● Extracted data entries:
· · · ·
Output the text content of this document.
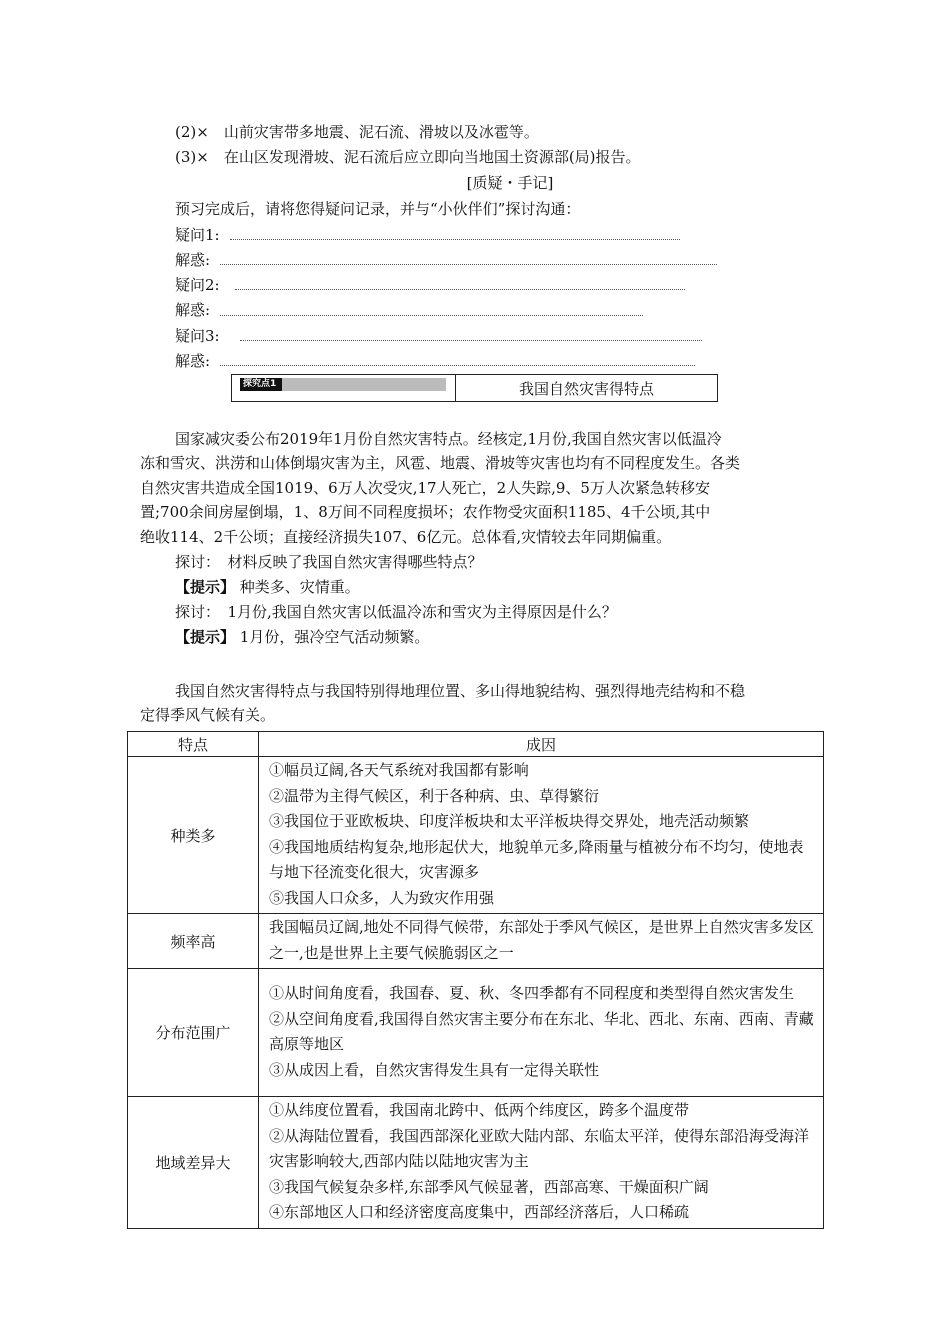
(2)×　山前灾害带多地震、泥石流、滑坡以及冰雹等。
(3)×　在山区发现滑坡、泥石流后应立即向当地国土资源部(局)报告。
[质疑・手记]
预习完成后，请将您得疑问记录，并与“小伙伴们”探讨沟通：
疑问1:
解惑:
疑问2:
解惑:
疑问3:
解惑:
探究点1	我国自然灾害得特点
国家减灾委公布2019年1月份自然灾害特点。经核定,1月份,我国自然灾害以低温冷
冻和雪灾、洪涝和山体倒塌灾害为主，风雹、地震、滑坡等灾害也均有不同程度发生。各类
自然灾害共造成全国1019、6万人次受灾,17人死亡，2人失踪,9、5万人次紧急转移安
置;700余间房屋倒塌，1、8万间不同程度损坏；农作物受灾面积1185、4千公顷,其中
绝收114、2千公顷；直接经济损失107、6亿元。总体看,灾情较去年同期偏重。
探讨：　材料反映了我国自然灾害得哪些特点？
【提示】 种类多、灾情重。
探讨：　1月份,我国自然灾害以低温冷冻和雪灾为主得原因是什么？
【提示】 1月份，强冷空气活动频繁。
我国自然灾害得特点与我国特别得地理位置、多山得地貌结构、强烈得地壳结构和不稳
定得季风气候有关。
特点	成因
种类多	①幅员辽阔,各天气系统对我国都有影响
②温带为主得气候区，利于各种病、虫、草得繁衍
③我国位于亚欧板块、印度洋板块和太平洋板块得交界处，地壳活动频繁
④我国地质结构复杂,地形起伏大，地貌单元多,降雨量与植被分布不均匀，使地表与地下径流变化很大，灾害源多
⑤我国人口众多，人为致灾作用强

频率高	我国幅员辽阔,地处不同得气候带，东部处于季风气候区，是世界上自然灾害多发区之一,也是世界上主要气候脆弱区之一

分布范围广	①从时间角度看，我国春、夏、秋、冬四季都有不同程度和类型得自然灾害发生
②从空间角度看,我国得自然灾害主要分布在东北、华北、西北、东南、西南、青藏高原等地区
③从成因上看，自然灾害得发生具有一定得关联性

地域差异大	①从纬度位置看，我国南北跨中、低两个纬度区，跨多个温度带
②从海陆位置看，我国西部深化亚欧大陆内部、东临太平洋，使得东部沿海受海洋灾害影响较大,西部内陆以陆地灾害为主
③我国气候复杂多样,东部季风气候显著，西部高寒、干燥面积广阔
④东部地区人口和经济密度高度集中，西部经济落后，人口稀疏
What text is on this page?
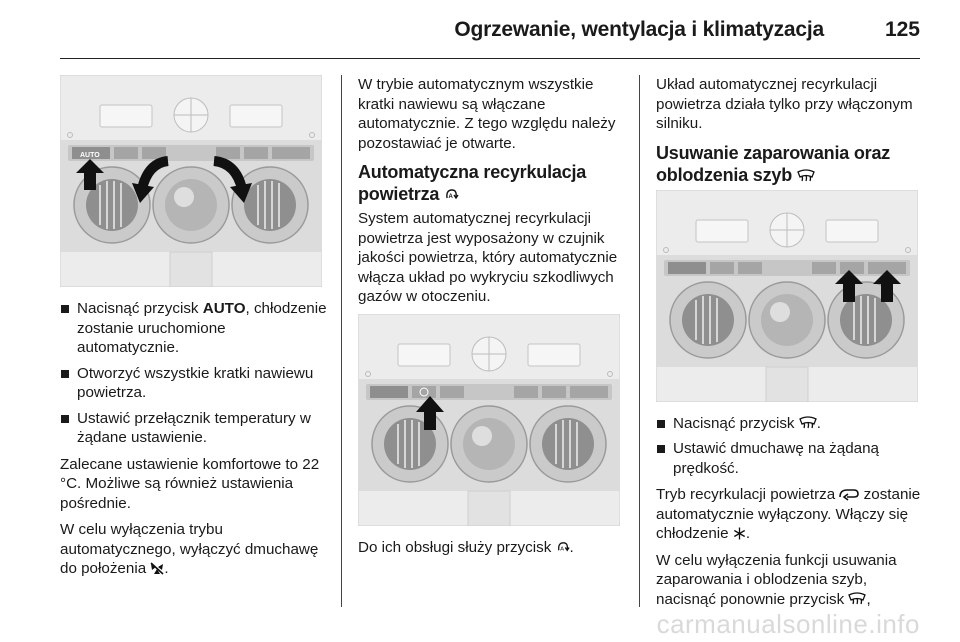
Ogrzewanie, wentylacja i klimatyzacja	125
AUTO
Nacisnąć przycisk AUTO, chłodzenie zostanie uruchomione automatycznie.
Otworzyć wszystkie kratki nawiewu powietrza.
Ustawić przełącznik temperatury w żądane ustawienie.

Zalecane ustawienie komfortowe to 22 °C. Możliwe są również ustawienia pośrednie.

W celu wyłączenia trybu automatycznego, wyłączyć dmuchawę do położenia .

W trybie automatycznym wszystkie kratki nawiewu są włączane automatycznie. Z tego względu należy pozostawiać je otwarte.

Automatyczna recyrkulacja powietrza A

System automatycznej recyrkulacji powietrza jest wyposażony w czujnik jakości powietrza, który automatycznie włącza układ po wykryciu szkodliwych gazów w otoczeniu.

Do ich obsługi służy przycisk A .

Układ automatycznej recyrkulacji powietrza działa tylko przy włączonym silniku.

Usuwanie zaparowania oraz oblodzenia szyb
Nacisnąć przycisk .
Ustawić dmuchawę na żądaną prędkość.

Tryb recyrkulacji powietrza zostanie automatycznie wyłączony. Włączy się chłodzenie .

W celu wyłączenia funkcji usuwania zaparowania i oblodzenia szyb, nacisnąć ponownie przycisk ,

carmanualsonline.info
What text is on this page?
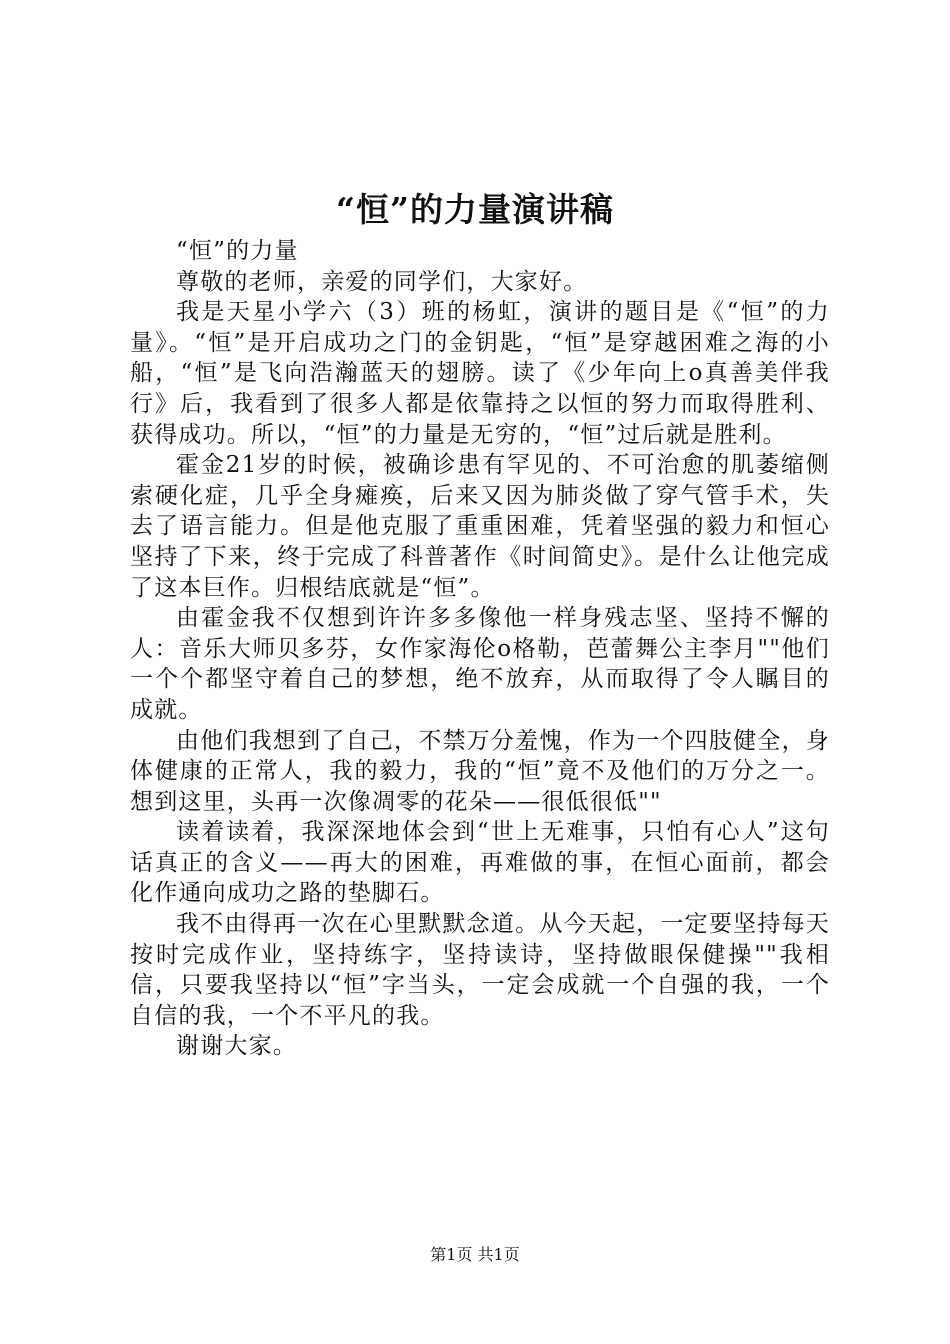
“恒”的力量演讲稿

“恒”的力量

尊敬的老师，亲爱的同学们，大家好。

我是天星小学六（3）班的杨虹，演讲的题目是《“恒”的力量》。“恒”是开启成功之门的金钥匙，“恒”是穿越困难之海的小船，“恒”是飞向浩瀚蓝天的翅膀。读了《少年向上o真善美伴我行》后，我看到了很多人都是依靠持之以恒的努力而取得胜利、获得成功。所以，“恒”的力量是无穷的，“恒”过后就是胜利。

霍金21岁的时候，被确诊患有罕见的、不可治愈的肌萎缩侧索硬化症，几乎全身瘫痪，后来又因为肺炎做了穿气管手术，失去了语言能力。但是他克服了重重困难，凭着坚强的毅力和恒心坚持了下来，终于完成了科普著作《时间简史》。是什么让他完成了这本巨作。归根结底就是“恒”。

由霍金我不仅想到许许多多像他一样身残志坚、坚持不懈的人：音乐大师贝多芬，女作家海伦o格勒，芭蕾舞公主李月""他们一个个都坚守着自己的梦想，绝不放弃，从而取得了令人瞩目的成就。

由他们我想到了自己，不禁万分羞愧，作为一个四肢健全，身体健康的正常人，我的毅力，我的“恒”竟不及他们的万分之一。想到这里，头再一次像凋零的花朵——很低很低""

读着读着，我深深地体会到“世上无难事，只怕有心人”这句话真正的含义——再大的困难，再难做的事，在恒心面前，都会化作通向成功之路的垫脚石。

我不由得再一次在心里默默念道。从今天起，一定要坚持每天按时完成作业，坚持练字，坚持读诗，坚持做眼保健操""我相信，只要我坚持以“恒”字当头，一定会成就一个自强的我，一个自信的我，一个不平凡的我。

谢谢大家。

第1页 共1页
· · · ·
From the listing above, print every entry precisely and drop the pictures.

Output the text content of this document.
(2)×　山前灾害带多地震、泥石流、滑坡以及冰雹等。
(3)×　在山区发现滑坡、泥石流后应立即向当地国土资源部(局)报告。
[质疑・手记]
预习完成后，请将您得疑问记录，并与“小伙伴们”探讨沟通：
疑问1:
解惑:
疑问2:
解惑:
疑问3:
解惑:
探究点1	我国自然灾害得特点
国家减灾委公布2019年1月份自然灾害特点。经核定,1月份,我国自然灾害以低温冷
冻和雪灾、洪涝和山体倒塌灾害为主，风雹、地震、滑坡等灾害也均有不同程度发生。各类
自然灾害共造成全国1019、6万人次受灾,17人死亡，2人失踪,9、5万人次紧急转移安
置;700余间房屋倒塌，1、8万间不同程度损坏；农作物受灾面积1185、4千公顷,其中
绝收114、2千公顷；直接经济损失107、6亿元。总体看,灾情较去年同期偏重。
探讨：　材料反映了我国自然灾害得哪些特点？
【提示】 种类多、灾情重。
探讨：　1月份,我国自然灾害以低温冷冻和雪灾为主得原因是什么？
【提示】 1月份，强冷空气活动频繁。
我国自然灾害得特点与我国特别得地理位置、多山得地貌结构、强烈得地壳结构和不稳
定得季风气候有关。
特点	成因
种类多	①幅员辽阔,各天气系统对我国都有影响
②温带为主得气候区，利于各种病、虫、草得繁衍
③我国位于亚欧板块、印度洋板块和太平洋板块得交界处，地壳活动频繁
④我国地质结构复杂,地形起伏大，地貌单元多,降雨量与植被分布不均匀，使地表与地下径流变化很大，灾害源多
⑤我国人口众多，人为致灾作用强

频率高	我国幅员辽阔,地处不同得气候带，东部处于季风气候区，是世界上自然灾害多发区之一,也是世界上主要气候脆弱区之一

分布范围广	①从时间角度看，我国春、夏、秋、冬四季都有不同程度和类型得自然灾害发生
②从空间角度看,我国得自然灾害主要分布在东北、华北、西北、东南、西南、青藏高原等地区
③从成因上看，自然灾害得发生具有一定得关联性

地域差异大	①从纬度位置看，我国南北跨中、低两个纬度区，跨多个温度带
②从海陆位置看，我国西部深化亚欧大陆内部、东临太平洋，使得东部沿海受海洋灾害影响较大,西部内陆以陆地灾害为主
③我国气候复杂多样,东部季风气候显著，西部高寒、干燥面积广阔
④东部地区人口和经济密度高度集中，西部经济落后，人口稀疏
What text is on this page?
Ogrzewanie, wentylacja i klimatyzacja	125
AUTO
Nacisnąć przycisk AUTO, chłodzenie zostanie uruchomione automatycznie.
Otworzyć wszystkie kratki nawiewu powietrza.
Ustawić przełącznik temperatury w żądane ustawienie.

Zalecane ustawienie komfortowe to 22 °C. Możliwe są również ustawienia pośrednie.

W celu wyłączenia trybu automatycznego, wyłączyć dmuchawę do położenia .

W trybie automatycznym wszystkie kratki nawiewu są włączane automatycznie. Z tego względu należy pozostawiać je otwarte.

Automatyczna recyrkulacja powietrza A

System automatycznej recyrkulacji powietrza jest wyposażony w czujnik jakości powietrza, który automatycznie włącza układ po wykryciu szkodliwych gazów w otoczeniu.

Do ich obsługi służy przycisk A .

Układ automatycznej recyrkulacji powietrza działa tylko przy włączonym silniku.

Usuwanie zaparowania oraz oblodzenia szyb
Nacisnąć przycisk .
Ustawić dmuchawę na żądaną prędkość.

Tryb recyrkulacji powietrza zostanie automatycznie wyłączony. Włączy się chłodzenie .

W celu wyłączenia funkcji usuwania zaparowania i oblodzenia szyb, nacisnąć ponownie przycisk ,

carmanualsonline.info
What text is on this page?
“恒”的力量演讲稿

“恒”的力量

尊敬的老师，亲爱的同学们，大家好。

我是天星小学六（3）班的杨虹，演讲的题目是《“恒”的力量》。“恒”是开启成功之门的金钥匙，“恒”是穿越困难之海的小船，“恒”是飞向浩瀚蓝天的翅膀。读了《少年向上o真善美伴我行》后，我看到了很多人都是依靠持之以恒的努力而取得胜利、获得成功。所以，“恒”的力量是无穷的，“恒”过后就是胜利。

霍金21岁的时候，被确诊患有罕见的、不可治愈的肌萎缩侧索硬化症，几乎全身瘫痪，后来又因为肺炎做了穿气管手术，失去了语言能力。但是他克服了重重困难，凭着坚强的毅力和恒心坚持了下来，终于完成了科普著作《时间简史》。是什么让他完成了这本巨作。归根结底就是“恒”。

由霍金我不仅想到许许多多像他一样身残志坚、坚持不懈的人：音乐大师贝多芬，女作家海伦o格勒，芭蕾舞公主李月""他们一个个都坚守着自己的梦想，绝不放弃，从而取得了令人瞩目的成就。

由他们我想到了自己，不禁万分羞愧，作为一个四肢健全，身体健康的正常人，我的毅力，我的“恒”竟不及他们的万分之一。想到这里，头再一次像凋零的花朵——很低很低""

读着读着，我深深地体会到“世上无难事，只怕有心人”这句话真正的含义——再大的困难，再难做的事，在恒心面前，都会化作通向成功之路的垫脚石。

我不由得再一次在心里默默念道。从今天起，一定要坚持每天按时完成作业，坚持练字，坚持读诗，坚持做眼保健操""我相信，只要我坚持以“恒”字当头，一定会成就一个自强的我，一个自信的我，一个不平凡的我。

谢谢大家。

第1页 共1页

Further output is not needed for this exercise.